---- DATA IN THIS EXERCISE
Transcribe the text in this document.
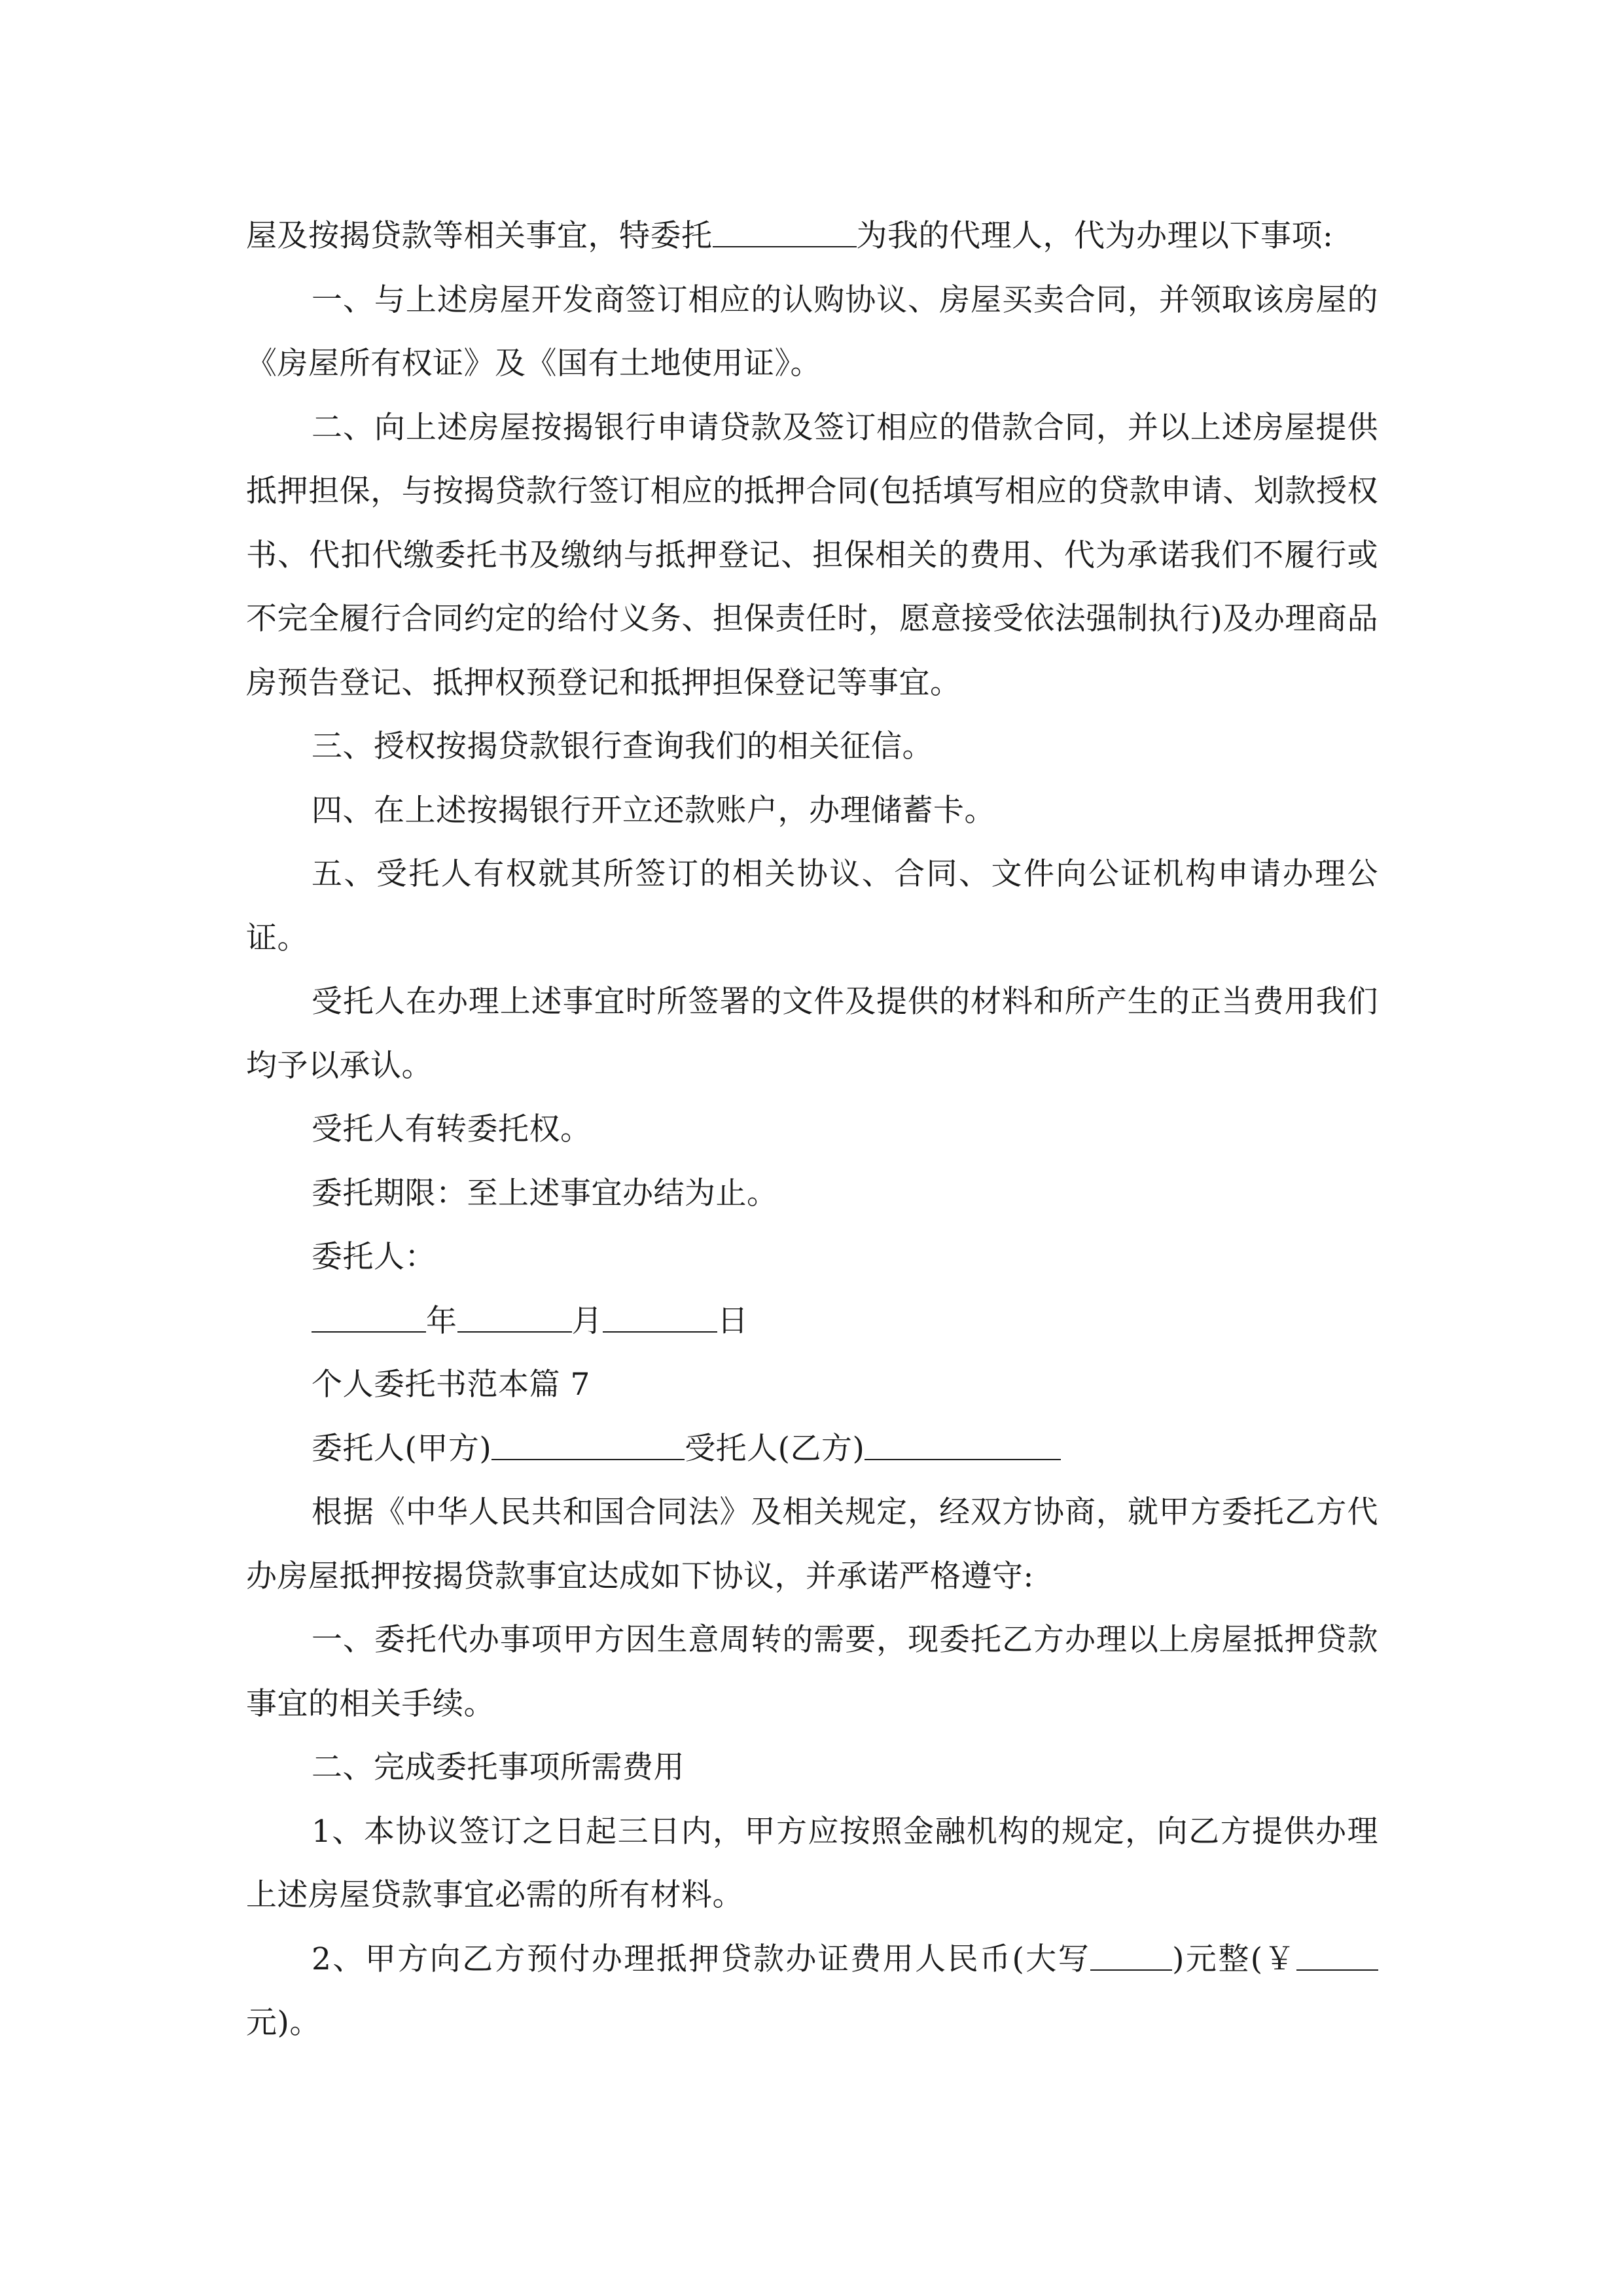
屋及按揭贷款等相关事宜，特委托	为我的代理人，代为办理以下事项:

一、与上述房屋开发商签订相应的认购协议、房屋买卖合同，并领取该房屋的《房屋所有权证》及《国有土地使用证》。

二、向上述房屋按揭银行申请贷款及签订相应的借款合同，并以上述房屋提供抵押担保，与按揭贷款行签订相应的抵押合同(包括填写相应的贷款申请、划款授权书、代扣代缴委托书及缴纳与抵押登记、担保相关的费用、代为承诺我们不履行或不完全履行合同约定的给付义务、担保责任时，愿意接受依法强制执行)及办理商品房预告登记、抵押权预登记和抵押担保登记等事宜。

三、授权按揭贷款银行查询我们的相关征信。

四、在上述按揭银行开立还款账户，办理储蓄卡。

五、受托人有权就其所签订的相关协议、合同、文件向公证机构申请办理公证。

受托人在办理上述事宜时所签署的文件及提供的材料和所产生的正当费用我们均予以承认。

受托人有转委托权。

委托期限：至上述事宜办结为止。

委托人：

年	月	日

个人委托书范本篇 7

委托人(甲方)	受托人(乙方)

根据《中华人民共和国合同法》及相关规定，经双方协商，就甲方委托乙方代办房屋抵押按揭贷款事宜达成如下协议，并承诺严格遵守:

一、委托代办事项甲方因生意周转的需要，现委托乙方办理以上房屋抵押贷款事宜的相关手续。

二、完成委托事项所需费用

1、本协议签订之日起三日内，甲方应按照金融机构的规定，向乙方提供办理上述房屋贷款事宜必需的所有材料。

2、甲方向乙方预付办理抵押贷款办证费用人民币(大写	)元整(￥元)。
--------
== WHAT THE EXERCISE ASKS ==
Your copy should hold every record word for word and none of the pictures.

== FULL ANSWER ==
Transcribe the text in this document.
屋及按揭贷款等相关事宜，特委托	为我的代理人，代为办理以下事项:

一、与上述房屋开发商签订相应的认购协议、房屋买卖合同，并领取该房屋的《房屋所有权证》及《国有土地使用证》。

二、向上述房屋按揭银行申请贷款及签订相应的借款合同，并以上述房屋提供抵押担保，与按揭贷款行签订相应的抵押合同(包括填写相应的贷款申请、划款授权书、代扣代缴委托书及缴纳与抵押登记、担保相关的费用、代为承诺我们不履行或不完全履行合同约定的给付义务、担保责任时，愿意接受依法强制执行)及办理商品房预告登记、抵押权预登记和抵押担保登记等事宜。

三、授权按揭贷款银行查询我们的相关征信。

四、在上述按揭银行开立还款账户，办理储蓄卡。

五、受托人有权就其所签订的相关协议、合同、文件向公证机构申请办理公证。

受托人在办理上述事宜时所签署的文件及提供的材料和所产生的正当费用我们均予以承认。

受托人有转委托权。

委托期限：至上述事宜办结为止。

委托人：

年	月	日

个人委托书范本篇 7

委托人(甲方)	受托人(乙方)

根据《中华人民共和国合同法》及相关规定，经双方协商，就甲方委托乙方代办房屋抵押按揭贷款事宜达成如下协议，并承诺严格遵守:

一、委托代办事项甲方因生意周转的需要，现委托乙方办理以上房屋抵押贷款事宜的相关手续。

二、完成委托事项所需费用

1、本协议签订之日起三日内，甲方应按照金融机构的规定，向乙方提供办理上述房屋贷款事宜必需的所有材料。

2、甲方向乙方预付办理抵押贷款办证费用人民币(大写	)元整(￥元)。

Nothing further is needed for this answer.